--- Start of Stored data ---

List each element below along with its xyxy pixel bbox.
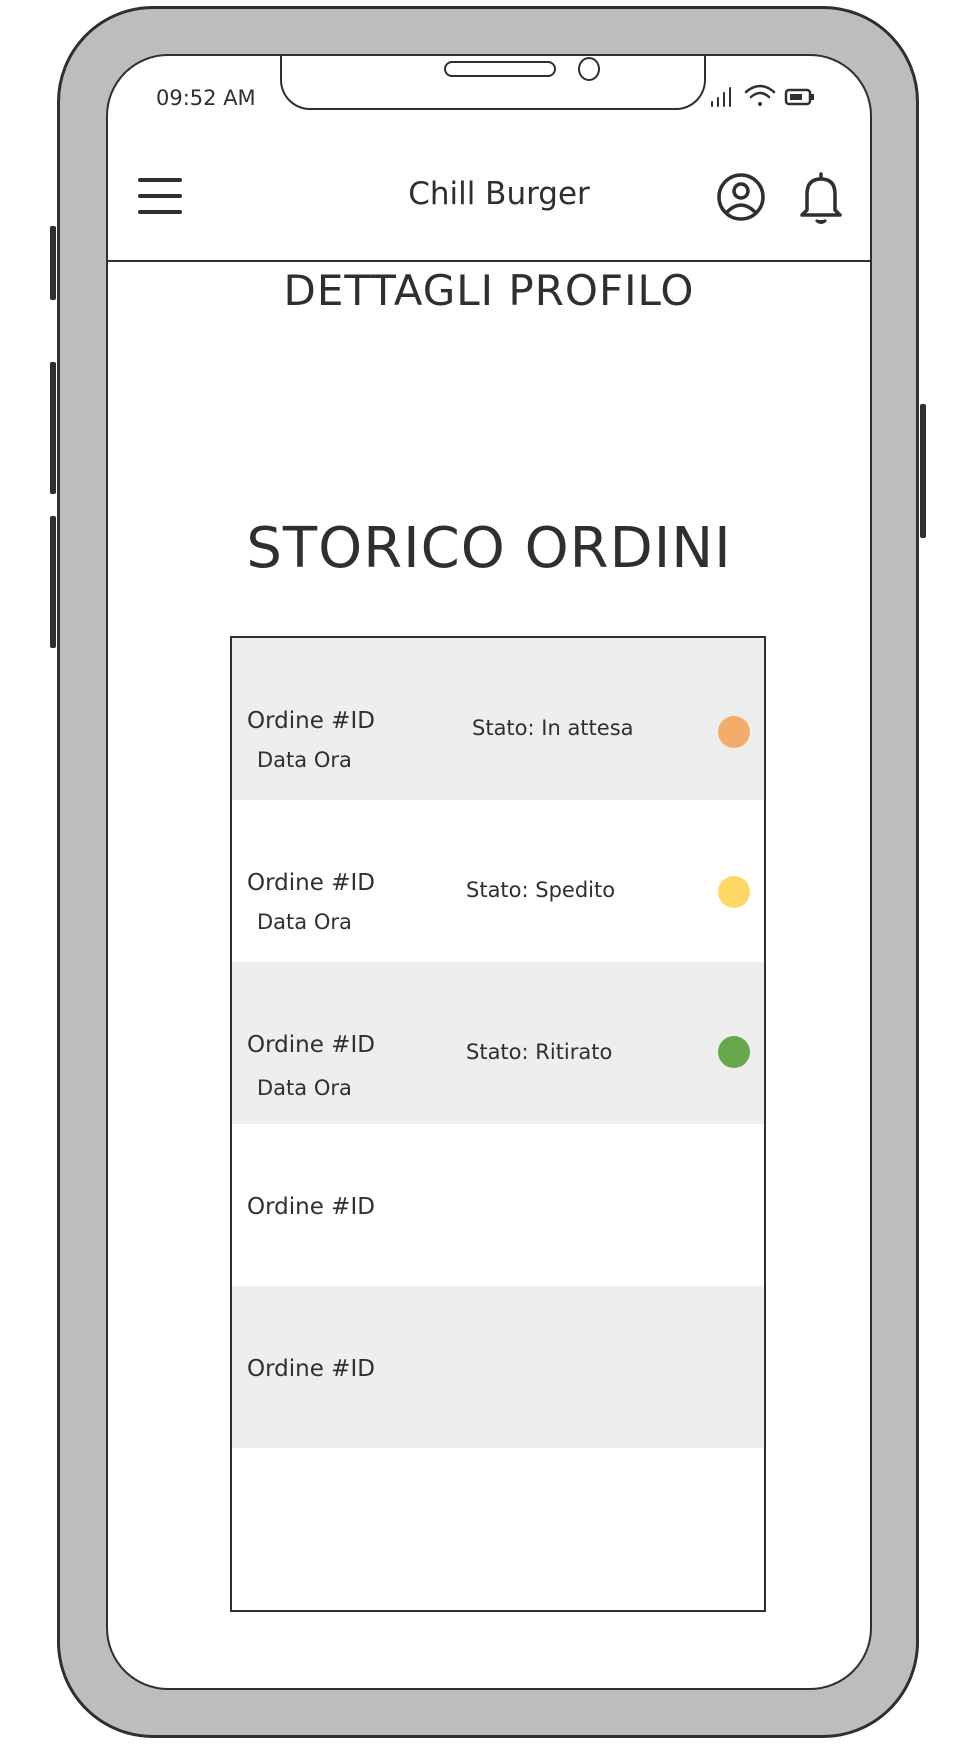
order-row[interactable]: Ordine #ID — [232, 1124, 764, 1286]
order-id: Ordine #ID — [247, 1194, 375, 1220]
status-indicator-picked-up — [718, 1036, 750, 1068]
wifi-icon — [744, 84, 776, 106]
order-history-title: STORICO ORDINI — [246, 516, 732, 581]
phone-power-button — [920, 404, 926, 538]
signal-icon — [711, 87, 731, 107]
order-row[interactable]: Ordine #ID Data Ora Stato: In attesa — [232, 638, 764, 800]
profile-details-title: DETTAGLI PROFILO — [283, 266, 695, 315]
app-header: Chill Burger — [108, 150, 870, 262]
status-indicator-shipped — [718, 876, 750, 908]
order-date: Data Ora — [257, 1076, 352, 1100]
order-status: Stato: Spedito — [466, 878, 616, 902]
status-icons — [711, 84, 814, 107]
order-id: Ordine #ID — [247, 870, 375, 896]
order-date: Data Ora — [257, 910, 352, 934]
order-id: Ordine #ID — [247, 1356, 375, 1382]
order-id: Ordine #ID — [247, 708, 375, 734]
phone-side-button — [50, 516, 56, 648]
phone-side-button — [50, 362, 56, 494]
order-id: Ordine #ID — [247, 1032, 375, 1058]
order-row[interactable]: Ordine #ID Data Ora Stato: Spedito — [232, 800, 764, 962]
bell-icon[interactable] — [798, 170, 844, 226]
order-date: Data Ora — [257, 748, 352, 772]
order-row[interactable]: Ordine #ID — [232, 1286, 764, 1448]
status-indicator-pending — [718, 716, 750, 748]
camera — [578, 57, 600, 81]
status-time: 09:52 AM — [156, 86, 256, 110]
user-profile-icon[interactable] — [716, 172, 766, 222]
order-status: Stato: Ritirato — [466, 1040, 613, 1064]
phone-side-button — [50, 226, 56, 300]
order-status: Stato: In attesa — [472, 716, 634, 740]
order-row[interactable]: Ordine #ID Data Ora Stato: Ritirato — [232, 962, 764, 1124]
phone-screen: 09:52 AM Chill Burger DETTAGLI PROFILO S… — [106, 54, 872, 1690]
order-history-list: Ordine #ID Data Ora Stato: In attesa Ord… — [230, 636, 766, 1612]
speaker — [444, 61, 556, 77]
battery-icon — [784, 88, 814, 106]
notch — [280, 56, 706, 110]
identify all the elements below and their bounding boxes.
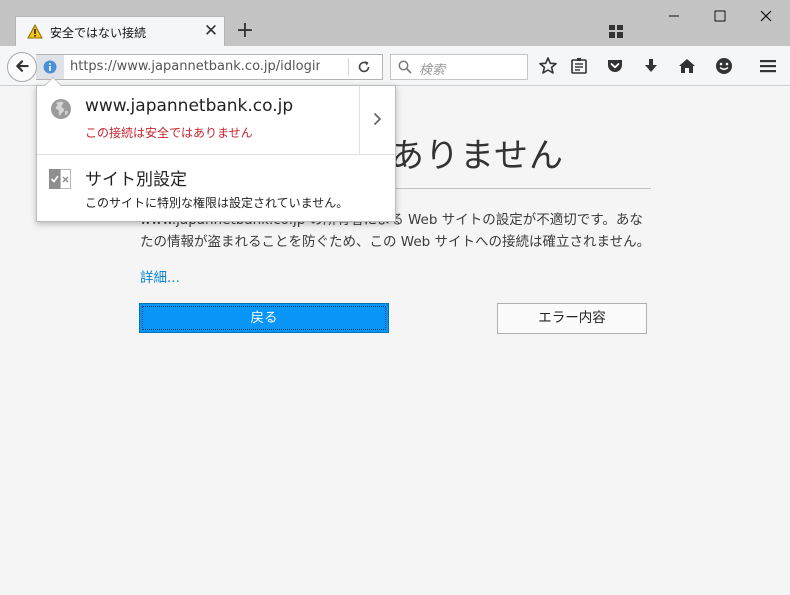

--- End of Stored data ---

> Directive
Render the data above as a JSON list of strings with one string per line, skipping blank lines. Leave the pictures out.

> Full output
[
  "List each element below along with its xyxy pixel bbox.",
  "order-row[interactable]: Ordine #ID — [232, 1124, 764, 1286]",
  "order-id: Ordine #ID — [247, 1194, 375, 1220]",
  "status-indicator-picked-up — [718, 1036, 750, 1068]",
  "wifi-icon — [744, 84, 776, 106]",
  "order-history-title: STORICO ORDINI — [246, 516, 732, 581]",
  "phone-power-button — [920, 404, 926, 538]",
  "signal-icon — [711, 87, 731, 107]",
  "order-row[interactable]: Ordine #ID Data Ora Stato: In attesa — [232, 638, 764, 800]",
  "profile-details-title: DETTAGLI PROFILO — [283, 266, 695, 315]",
  "app-header: Chill Burger — [108, 150, 870, 262]",
  "status-indicator-shipped — [718, 876, 750, 908]",
  "order-date: Data Ora — [257, 1076, 352, 1100]",
  "order-status: Stato: Spedito — [466, 878, 616, 902]",
  "status-icons — [711, 84, 814, 107]",
  "order-id: Ordine #ID — [247, 870, 375, 896]",
  "order-date: Data Ora — [257, 910, 352, 934]",
  "order-id: Ordine #ID — [247, 1356, 375, 1382]",
  "order-id: Ordine #ID — [247, 708, 375, 734]",
  "phone-side-button — [50, 516, 56, 648]",
  "phone-side-button — [50, 362, 56, 494]",
  "order-id: Ordine #ID — [247, 1032, 375, 1058]",
  "order-row[interactable]: Ordine #ID Data Ora Stato: Spedito — [232, 800, 764, 962]",
  "bell-icon[interactable] — [798, 170, 844, 226]",
  "order-date: Data Ora — [257, 748, 352, 772]",
  "order-row[interactable]: Ordine #ID — [232, 1286, 764, 1448]",
  "status-indicator-pending — [718, 716, 750, 748]",
  "camera — [578, 57, 600, 81]",
  "status-time: 09:52 AM — [156, 86, 256, 110]",
  "user-profile-icon[interactable] — [716, 172, 766, 222]",
  "order-status: Stato: Ritirato — [466, 1040, 613, 1064]",
  "phone-side-button — [50, 226, 56, 300]",
  "order-status: Stato: In attesa — [472, 716, 634, 740]",
  "order-row[interactable]: Ordine #ID Data Ora Stato: Ritirato — [232, 962, 764, 1124]",
  "phone-screen: 09:52 AM Chill Burger DETTAGLI PROFILO S… — [106, 54, 872, 1690]",
  "order-history-list: Ordine #ID Data Ora Stato: In attesa Ord… — [230, 636, 766, 1612]",
  "speaker — [444, 61, 556, 77]",
  "battery-icon — [784, 88, 814, 106]",
  "notch — [280, 56, 706, 110]",
  "identify all the elements below and their bounding boxes."
]